> _AIM_
Copy out all of the data below with no alterations.

▶

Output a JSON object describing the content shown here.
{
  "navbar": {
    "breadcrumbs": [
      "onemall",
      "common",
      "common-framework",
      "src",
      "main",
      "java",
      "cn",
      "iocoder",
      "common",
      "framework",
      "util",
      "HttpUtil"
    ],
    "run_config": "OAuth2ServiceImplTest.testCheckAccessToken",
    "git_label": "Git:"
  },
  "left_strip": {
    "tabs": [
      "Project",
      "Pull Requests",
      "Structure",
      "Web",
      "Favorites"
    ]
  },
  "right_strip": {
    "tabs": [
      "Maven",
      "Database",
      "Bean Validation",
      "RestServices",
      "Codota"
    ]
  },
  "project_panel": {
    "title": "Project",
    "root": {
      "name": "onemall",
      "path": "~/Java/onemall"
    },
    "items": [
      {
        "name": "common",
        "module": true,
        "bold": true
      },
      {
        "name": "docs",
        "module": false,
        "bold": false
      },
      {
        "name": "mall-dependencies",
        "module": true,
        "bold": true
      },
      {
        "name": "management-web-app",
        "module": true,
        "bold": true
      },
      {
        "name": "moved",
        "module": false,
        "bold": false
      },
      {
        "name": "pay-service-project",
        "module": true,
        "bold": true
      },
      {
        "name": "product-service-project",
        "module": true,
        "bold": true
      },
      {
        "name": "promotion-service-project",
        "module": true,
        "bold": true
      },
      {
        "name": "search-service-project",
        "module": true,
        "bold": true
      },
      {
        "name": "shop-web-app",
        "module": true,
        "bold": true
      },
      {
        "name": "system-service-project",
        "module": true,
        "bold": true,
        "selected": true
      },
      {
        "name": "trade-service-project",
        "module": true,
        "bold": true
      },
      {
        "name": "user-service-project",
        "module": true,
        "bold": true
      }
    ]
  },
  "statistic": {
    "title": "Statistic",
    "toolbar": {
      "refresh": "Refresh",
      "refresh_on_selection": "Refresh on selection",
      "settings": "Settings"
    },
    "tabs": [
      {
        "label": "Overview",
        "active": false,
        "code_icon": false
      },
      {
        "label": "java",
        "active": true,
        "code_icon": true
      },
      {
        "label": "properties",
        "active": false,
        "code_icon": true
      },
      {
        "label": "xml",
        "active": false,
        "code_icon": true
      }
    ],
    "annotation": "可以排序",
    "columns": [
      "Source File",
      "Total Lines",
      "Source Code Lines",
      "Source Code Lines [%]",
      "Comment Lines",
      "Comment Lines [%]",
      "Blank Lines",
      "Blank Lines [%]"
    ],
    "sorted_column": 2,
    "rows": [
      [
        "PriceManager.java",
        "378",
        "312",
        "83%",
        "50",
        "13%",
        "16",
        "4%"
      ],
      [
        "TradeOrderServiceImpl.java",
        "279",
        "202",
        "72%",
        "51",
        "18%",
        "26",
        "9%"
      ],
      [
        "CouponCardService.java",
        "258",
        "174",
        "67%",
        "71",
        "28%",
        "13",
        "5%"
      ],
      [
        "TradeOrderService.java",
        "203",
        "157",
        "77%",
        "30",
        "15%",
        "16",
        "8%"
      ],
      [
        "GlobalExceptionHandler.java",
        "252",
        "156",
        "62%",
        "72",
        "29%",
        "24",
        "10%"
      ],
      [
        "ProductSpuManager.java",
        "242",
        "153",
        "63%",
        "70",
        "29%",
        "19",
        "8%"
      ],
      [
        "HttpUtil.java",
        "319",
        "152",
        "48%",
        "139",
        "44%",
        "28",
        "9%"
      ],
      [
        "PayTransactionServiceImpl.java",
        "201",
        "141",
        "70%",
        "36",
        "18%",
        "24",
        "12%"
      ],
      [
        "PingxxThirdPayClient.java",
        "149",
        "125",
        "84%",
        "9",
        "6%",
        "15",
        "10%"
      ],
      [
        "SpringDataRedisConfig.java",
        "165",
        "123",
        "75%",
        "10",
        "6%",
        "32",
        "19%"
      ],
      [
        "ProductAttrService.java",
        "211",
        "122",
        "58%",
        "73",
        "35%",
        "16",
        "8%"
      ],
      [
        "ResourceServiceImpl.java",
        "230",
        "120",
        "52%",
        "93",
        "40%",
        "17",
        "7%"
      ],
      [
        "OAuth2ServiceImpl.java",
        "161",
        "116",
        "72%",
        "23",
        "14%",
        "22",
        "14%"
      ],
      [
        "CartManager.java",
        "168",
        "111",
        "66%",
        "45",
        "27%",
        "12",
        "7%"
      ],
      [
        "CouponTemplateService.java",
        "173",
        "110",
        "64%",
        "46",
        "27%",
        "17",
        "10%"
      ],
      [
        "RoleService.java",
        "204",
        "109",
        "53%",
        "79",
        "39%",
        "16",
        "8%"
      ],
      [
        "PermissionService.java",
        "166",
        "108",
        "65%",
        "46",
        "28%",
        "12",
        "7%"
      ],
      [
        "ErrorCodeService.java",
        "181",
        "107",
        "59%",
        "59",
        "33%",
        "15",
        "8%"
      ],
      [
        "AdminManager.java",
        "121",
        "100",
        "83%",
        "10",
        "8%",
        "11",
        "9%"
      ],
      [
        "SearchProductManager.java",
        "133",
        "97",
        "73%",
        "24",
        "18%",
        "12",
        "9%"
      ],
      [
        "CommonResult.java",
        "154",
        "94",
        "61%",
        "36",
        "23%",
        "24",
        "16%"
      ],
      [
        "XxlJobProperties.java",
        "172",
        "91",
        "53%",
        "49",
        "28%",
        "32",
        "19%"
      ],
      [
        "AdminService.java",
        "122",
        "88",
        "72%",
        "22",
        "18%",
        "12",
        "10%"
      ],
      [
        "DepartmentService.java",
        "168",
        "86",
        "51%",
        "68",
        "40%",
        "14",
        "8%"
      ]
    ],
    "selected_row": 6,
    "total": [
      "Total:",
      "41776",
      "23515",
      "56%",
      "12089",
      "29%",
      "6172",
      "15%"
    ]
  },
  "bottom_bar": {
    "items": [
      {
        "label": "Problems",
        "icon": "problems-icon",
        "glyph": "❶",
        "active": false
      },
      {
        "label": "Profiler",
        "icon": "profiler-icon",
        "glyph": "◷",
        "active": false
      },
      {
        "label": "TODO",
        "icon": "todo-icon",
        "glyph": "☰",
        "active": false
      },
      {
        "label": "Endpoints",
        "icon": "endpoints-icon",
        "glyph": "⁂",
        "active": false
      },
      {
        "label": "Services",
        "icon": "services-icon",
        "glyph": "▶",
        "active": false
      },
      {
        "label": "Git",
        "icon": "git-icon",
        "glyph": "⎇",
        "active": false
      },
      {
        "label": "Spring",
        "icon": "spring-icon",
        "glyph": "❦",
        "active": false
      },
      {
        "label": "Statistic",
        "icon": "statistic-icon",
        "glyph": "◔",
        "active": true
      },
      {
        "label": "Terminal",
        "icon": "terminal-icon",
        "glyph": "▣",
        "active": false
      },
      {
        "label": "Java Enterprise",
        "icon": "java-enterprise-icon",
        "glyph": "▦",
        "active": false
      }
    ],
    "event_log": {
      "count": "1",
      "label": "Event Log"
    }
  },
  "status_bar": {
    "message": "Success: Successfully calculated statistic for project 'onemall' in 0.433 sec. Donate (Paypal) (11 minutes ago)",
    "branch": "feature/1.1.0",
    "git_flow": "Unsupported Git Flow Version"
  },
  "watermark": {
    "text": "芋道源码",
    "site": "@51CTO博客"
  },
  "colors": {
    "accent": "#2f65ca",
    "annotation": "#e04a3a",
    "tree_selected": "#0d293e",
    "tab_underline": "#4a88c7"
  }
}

◀

> _THE ANSWER_
Output a JSON object describing the content shown here.
{
  "navbar": {
    "breadcrumbs": [
      "onemall",
      "common",
      "common-framework",
      "src",
      "main",
      "java",
      "cn",
      "iocoder",
      "common",
      "framework",
      "util",
      "HttpUtil"
    ],
    "run_config": "OAuth2ServiceImplTest.testCheckAccessToken",
    "git_label": "Git:"
  },
  "left_strip": {
    "tabs": [
      "Project",
      "Pull Requests",
      "Structure",
      "Web",
      "Favorites"
    ]
  },
  "right_strip": {
    "tabs": [
      "Maven",
      "Database",
      "Bean Validation",
      "RestServices",
      "Codota"
    ]
  },
  "project_panel": {
    "title": "Project",
    "root": {
      "name": "onemall",
      "path": "~/Java/onemall"
    },
    "items": [
      {
        "name": "common",
        "module": true,
        "bold": true
      },
      {
        "name": "docs",
        "module": false,
        "bold": false
      },
      {
        "name": "mall-dependencies",
        "module": true,
        "bold": true
      },
      {
        "name": "management-web-app",
        "module": true,
        "bold": true
      },
      {
        "name": "moved",
        "module": false,
        "bold": false
      },
      {
        "name": "pay-service-project",
        "module": true,
        "bold": true
      },
      {
        "name": "product-service-project",
        "module": true,
        "bold": true
      },
      {
        "name": "promotion-service-project",
        "module": true,
        "bold": true
      },
      {
        "name": "search-service-project",
        "module": true,
        "bold": true
      },
      {
        "name": "shop-web-app",
        "module": true,
        "bold": true
      },
      {
        "name": "system-service-project",
        "module": true,
        "bold": true,
        "selected": true
      },
      {
        "name": "trade-service-project",
        "module": true,
        "bold": true
      },
      {
        "name": "user-service-project",
        "module": true,
        "bold": true
      }
    ]
  },
  "statistic": {
    "title": "Statistic",
    "toolbar": {
      "refresh": "Refresh",
      "refresh_on_selection": "Refresh on selection",
      "settings": "Settings"
    },
    "tabs": [
      {
        "label": "Overview",
        "active": false,
        "code_icon": false
      },
      {
        "label": "java",
        "active": true,
        "code_icon": true
      },
      {
        "label": "properties",
        "active": false,
        "code_icon": true
      },
      {
        "label": "xml",
        "active": false,
        "code_icon": true
      }
    ],
    "annotation": "可以排序",
    "columns": [
      "Source File",
      "Total Lines",
      "Source Code Lines",
      "Source Code Lines [%]",
      "Comment Lines",
      "Comment Lines [%]",
      "Blank Lines",
      "Blank Lines [%]"
    ],
    "sorted_column": 2,
    "rows": [
      [
        "PriceManager.java",
        "378",
        "312",
        "83%",
        "50",
        "13%",
        "16",
        "4%"
      ],
      [
        "TradeOrderServiceImpl.java",
        "279",
        "202",
        "72%",
        "51",
        "18%",
        "26",
        "9%"
      ],
      [
        "CouponCardService.java",
        "258",
        "174",
        "67%",
        "71",
        "28%",
        "13",
        "5%"
      ],
      [
        "TradeOrderService.java",
        "203",
        "157",
        "77%",
        "30",
        "15%",
        "16",
        "8%"
      ],
      [
        "GlobalExceptionHandler.java",
        "252",
        "156",
        "62%",
        "72",
        "29%",
        "24",
        "10%"
      ],
      [
        "ProductSpuManager.java",
        "242",
        "153",
        "63%",
        "70",
        "29%",
        "19",
        "8%"
      ],
      [
        "HttpUtil.java",
        "319",
        "152",
        "48%",
        "139",
        "44%",
        "28",
        "9%"
      ],
      [
        "PayTransactionServiceImpl.java",
        "201",
        "141",
        "70%",
        "36",
        "18%",
        "24",
        "12%"
      ],
      [
        "PingxxThirdPayClient.java",
        "149",
        "125",
        "84%",
        "9",
        "6%",
        "15",
        "10%"
      ],
      [
        "SpringDataRedisConfig.java",
        "165",
        "123",
        "75%",
        "10",
        "6%",
        "32",
        "19%"
      ],
      [
        "ProductAttrService.java",
        "211",
        "122",
        "58%",
        "73",
        "35%",
        "16",
        "8%"
      ],
      [
        "ResourceServiceImpl.java",
        "230",
        "120",
        "52%",
        "93",
        "40%",
        "17",
        "7%"
      ],
      [
        "OAuth2ServiceImpl.java",
        "161",
        "116",
        "72%",
        "23",
        "14%",
        "22",
        "14%"
      ],
      [
        "CartManager.java",
        "168",
        "111",
        "66%",
        "45",
        "27%",
        "12",
        "7%"
      ],
      [
        "CouponTemplateService.java",
        "173",
        "110",
        "64%",
        "46",
        "27%",
        "17",
        "10%"
      ],
      [
        "RoleService.java",
        "204",
        "109",
        "53%",
        "79",
        "39%",
        "16",
        "8%"
      ],
      [
        "PermissionService.java",
        "166",
        "108",
        "65%",
        "46",
        "28%",
        "12",
        "7%"
      ],
      [
        "ErrorCodeService.java",
        "181",
        "107",
        "59%",
        "59",
        "33%",
        "15",
        "8%"
      ],
      [
        "AdminManager.java",
        "121",
        "100",
        "83%",
        "10",
        "8%",
        "11",
        "9%"
      ],
      [
        "SearchProductManager.java",
        "133",
        "97",
        "73%",
        "24",
        "18%",
        "12",
        "9%"
      ],
      [
        "CommonResult.java",
        "154",
        "94",
        "61%",
        "36",
        "23%",
        "24",
        "16%"
      ],
      [
        "XxlJobProperties.java",
        "172",
        "91",
        "53%",
        "49",
        "28%",
        "32",
        "19%"
      ],
      [
        "AdminService.java",
        "122",
        "88",
        "72%",
        "22",
        "18%",
        "12",
        "10%"
      ],
      [
        "DepartmentService.java",
        "168",
        "86",
        "51%",
        "68",
        "40%",
        "14",
        "8%"
      ]
    ],
    "selected_row": 6,
    "total": [
      "Total:",
      "41776",
      "23515",
      "56%",
      "12089",
      "29%",
      "6172",
      "15%"
    ]
  },
  "bottom_bar": {
    "items": [
      {
        "label": "Problems",
        "icon": "problems-icon",
        "glyph": "❶",
        "active": false
      },
      {
        "label": "Profiler",
        "icon": "profiler-icon",
        "glyph": "◷",
        "active": false
      },
      {
        "label": "TODO",
        "icon": "todo-icon",
        "glyph": "☰",
        "active": false
      },
      {
        "label": "Endpoints",
        "icon": "endpoints-icon",
        "glyph": "⁂",
        "active": false
      },
      {
        "label": "Services",
        "icon": "services-icon",
        "glyph": "▶",
        "active": false
      },
      {
        "label": "Git",
        "icon": "git-icon",
        "glyph": "⎇",
        "active": false
      },
      {
        "label": "Spring",
        "icon": "spring-icon",
        "glyph": "❦",
        "active": false
      },
      {
        "label": "Statistic",
        "icon": "statistic-icon",
        "glyph": "◔",
        "active": true
      },
      {
        "label": "Terminal",
        "icon": "terminal-icon",
        "glyph": "▣",
        "active": false
      },
      {
        "label": "Java Enterprise",
        "icon": "java-enterprise-icon",
        "glyph": "▦",
        "active": false
      }
    ],
    "event_log": {
      "count": "1",
      "label": "Event Log"
    }
  },
  "status_bar": {
    "message": "Success: Successfully calculated statistic for project 'onemall' in 0.433 sec. Donate (Paypal) (11 minutes ago)",
    "branch": "feature/1.1.0",
    "git_flow": "Unsupported Git Flow Version"
  },
  "watermark": {
    "text": "芋道源码",
    "site": "@51CTO博客"
  },
  "colors": {
    "accent": "#2f65ca",
    "annotation": "#e04a3a",
    "tree_selected": "#0d293e",
    "tab_underline": "#4a88c7"
  }
}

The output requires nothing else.